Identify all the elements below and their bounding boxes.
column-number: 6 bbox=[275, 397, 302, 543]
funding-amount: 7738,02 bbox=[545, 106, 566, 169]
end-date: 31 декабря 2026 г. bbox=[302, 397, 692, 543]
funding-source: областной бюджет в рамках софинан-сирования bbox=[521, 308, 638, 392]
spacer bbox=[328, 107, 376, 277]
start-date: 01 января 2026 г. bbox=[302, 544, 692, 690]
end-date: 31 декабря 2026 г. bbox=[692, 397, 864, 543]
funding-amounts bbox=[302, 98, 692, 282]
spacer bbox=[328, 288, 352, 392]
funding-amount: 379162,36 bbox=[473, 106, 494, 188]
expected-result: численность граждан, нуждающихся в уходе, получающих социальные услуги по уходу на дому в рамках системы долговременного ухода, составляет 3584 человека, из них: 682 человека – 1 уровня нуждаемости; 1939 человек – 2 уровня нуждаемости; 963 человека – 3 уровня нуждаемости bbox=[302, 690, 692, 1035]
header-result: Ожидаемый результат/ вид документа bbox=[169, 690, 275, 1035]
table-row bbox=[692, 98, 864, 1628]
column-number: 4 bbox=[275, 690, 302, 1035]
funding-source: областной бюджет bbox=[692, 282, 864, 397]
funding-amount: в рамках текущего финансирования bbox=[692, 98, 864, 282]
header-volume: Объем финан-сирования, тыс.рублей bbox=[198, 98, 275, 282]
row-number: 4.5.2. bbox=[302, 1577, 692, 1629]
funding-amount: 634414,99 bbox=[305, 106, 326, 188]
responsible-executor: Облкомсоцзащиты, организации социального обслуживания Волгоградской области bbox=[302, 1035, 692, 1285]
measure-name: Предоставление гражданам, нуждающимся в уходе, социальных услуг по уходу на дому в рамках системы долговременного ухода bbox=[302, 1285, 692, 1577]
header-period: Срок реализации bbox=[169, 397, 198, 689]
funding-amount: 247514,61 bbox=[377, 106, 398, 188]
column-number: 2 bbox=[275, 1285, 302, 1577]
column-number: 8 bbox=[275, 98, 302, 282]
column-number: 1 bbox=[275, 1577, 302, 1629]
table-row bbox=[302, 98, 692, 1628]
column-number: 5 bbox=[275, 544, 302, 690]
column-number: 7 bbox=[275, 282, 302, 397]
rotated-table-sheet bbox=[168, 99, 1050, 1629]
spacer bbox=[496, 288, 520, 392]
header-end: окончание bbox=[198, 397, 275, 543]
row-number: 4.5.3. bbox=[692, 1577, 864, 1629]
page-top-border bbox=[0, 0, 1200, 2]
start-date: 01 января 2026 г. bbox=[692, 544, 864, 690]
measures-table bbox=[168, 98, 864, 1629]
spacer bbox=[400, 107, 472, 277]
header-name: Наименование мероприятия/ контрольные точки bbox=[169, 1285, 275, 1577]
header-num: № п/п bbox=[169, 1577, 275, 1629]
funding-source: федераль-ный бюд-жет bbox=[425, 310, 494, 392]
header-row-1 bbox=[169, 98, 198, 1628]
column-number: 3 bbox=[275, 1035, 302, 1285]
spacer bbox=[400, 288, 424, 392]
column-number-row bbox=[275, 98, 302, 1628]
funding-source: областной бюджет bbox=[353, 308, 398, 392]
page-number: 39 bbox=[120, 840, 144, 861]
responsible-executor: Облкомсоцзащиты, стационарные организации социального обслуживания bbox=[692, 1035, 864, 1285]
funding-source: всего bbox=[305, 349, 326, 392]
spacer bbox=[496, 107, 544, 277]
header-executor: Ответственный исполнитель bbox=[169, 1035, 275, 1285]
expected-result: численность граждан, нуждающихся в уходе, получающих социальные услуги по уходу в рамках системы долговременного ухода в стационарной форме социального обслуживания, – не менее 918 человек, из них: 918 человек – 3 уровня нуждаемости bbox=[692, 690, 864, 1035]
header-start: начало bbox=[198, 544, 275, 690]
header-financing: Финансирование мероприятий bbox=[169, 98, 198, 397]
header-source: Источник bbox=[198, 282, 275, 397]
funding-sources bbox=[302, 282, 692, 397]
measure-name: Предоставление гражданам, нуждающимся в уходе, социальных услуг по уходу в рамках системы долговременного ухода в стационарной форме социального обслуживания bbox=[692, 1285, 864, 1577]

────

GIVEN TASK: Present every line of the records above as a JSON list of strings, one string per line, leaving out any blank lines.

ANSWER TO THIS PROBLEM:
[
  "Identify all the elements below and their bounding boxes.",
  "column-number: 6 bbox=[275, 397, 302, 543]",
  "funding-amount: 7738,02 bbox=[545, 106, 566, 169]",
  "end-date: 31 декабря 2026 г. bbox=[302, 397, 692, 543]",
  "funding-source: областной бюджет в рамках софинан-сирования bbox=[521, 308, 638, 392]",
  "spacer bbox=[328, 107, 376, 277]",
  "start-date: 01 января 2026 г. bbox=[302, 544, 692, 690]",
  "end-date: 31 декабря 2026 г. bbox=[692, 397, 864, 543]",
  "funding-amounts bbox=[302, 98, 692, 282]",
  "spacer bbox=[328, 288, 352, 392]",
  "funding-amount: 379162,36 bbox=[473, 106, 494, 188]",
  "expected-result: численность граждан, нуждающихся в уходе, получающих социальные услуги по уходу на дому в рамках системы долговременного ухода, составляет 3584 человека, из них: 682 человека – 1 уровня нуждаемости; 1939 человек – 2 уровня нуждаемости; 963 человека – 3 уровня нуждаемости bbox=[302, 690, 692, 1035]",
  "header-result: Ожидаемый результат/ вид документа bbox=[169, 690, 275, 1035]",
  "table-row bbox=[692, 98, 864, 1628]",
  "column-number: 4 bbox=[275, 690, 302, 1035]",
  "funding-source: областной бюджет bbox=[692, 282, 864, 397]",
  "funding-amount: в рамках текущего финансирования bbox=[692, 98, 864, 282]",
  "header-volume: Объем финан-сирования, тыс.рублей bbox=[198, 98, 275, 282]",
  "row-number: 4.5.2. bbox=[302, 1577, 692, 1629]",
  "funding-amount: 634414,99 bbox=[305, 106, 326, 188]",
  "responsible-executor: Облкомсоцзащиты, организации социального обслуживания Волгоградской области bbox=[302, 1035, 692, 1285]",
  "measure-name: Предоставление гражданам, нуждающимся в уходе, социальных услуг по уходу на дому в рамках системы долговременного ухода bbox=[302, 1285, 692, 1577]",
  "header-period: Срок реализации bbox=[169, 397, 198, 689]",
  "funding-amount: 247514,61 bbox=[377, 106, 398, 188]",
  "column-number: 2 bbox=[275, 1285, 302, 1577]",
  "column-number: 8 bbox=[275, 98, 302, 282]",
  "column-number: 1 bbox=[275, 1577, 302, 1629]",
  "table-row bbox=[302, 98, 692, 1628]",
  "column-number: 5 bbox=[275, 544, 302, 690]",
  "column-number: 7 bbox=[275, 282, 302, 397]",
  "rotated-table-sheet bbox=[168, 99, 1050, 1629]",
  "spacer bbox=[496, 288, 520, 392]",
  "header-end: окончание bbox=[198, 397, 275, 543]",
  "row-number: 4.5.3. bbox=[692, 1577, 864, 1629]",
  "page-top-border bbox=[0, 0, 1200, 2]",
  "start-date: 01 января 2026 г. bbox=[692, 544, 864, 690]",
  "measures-table bbox=[168, 98, 864, 1629]",
  "spacer bbox=[400, 107, 472, 277]",
  "header-name: Наименование мероприятия/ контрольные точки bbox=[169, 1285, 275, 1577]",
  "header-num: № п/п bbox=[169, 1577, 275, 1629]",
  "funding-source: федераль-ный бюд-жет bbox=[425, 310, 494, 392]",
  "header-row-1 bbox=[169, 98, 198, 1628]",
  "column-number: 3 bbox=[275, 1035, 302, 1285]",
  "spacer bbox=[400, 288, 424, 392]",
  "column-number-row bbox=[275, 98, 302, 1628]",
  "funding-source: областной бюджет bbox=[353, 308, 398, 392]",
  "page-number: 39 bbox=[120, 840, 144, 861]",
  "responsible-executor: Облкомсоцзащиты, стационарные организации социального обслуживания bbox=[692, 1035, 864, 1285]",
  "funding-source: всего bbox=[305, 349, 326, 392]",
  "spacer bbox=[496, 107, 544, 277]",
  "header-executor: Ответственный исполнитель bbox=[169, 1035, 275, 1285]",
  "expected-result: численность граждан, нуждающихся в уходе, получающих социальные услуги по уходу в рамках системы долговременного ухода в стационарной форме социального обслуживания, – не менее 918 человек, из них: 918 человек – 3 уровня нуждаемости bbox=[692, 690, 864, 1035]",
  "header-start: начало bbox=[198, 544, 275, 690]",
  "header-financing: Финансирование мероприятий bbox=[169, 98, 198, 397]",
  "header-source: Источник bbox=[198, 282, 275, 397]",
  "funding-sources bbox=[302, 282, 692, 397]",
  "measure-name: Предоставление гражданам, нуждающимся в уходе, социальных услуг по уходу в рамках системы долговременного ухода в стационарной форме социального обслуживания bbox=[692, 1285, 864, 1577]"
]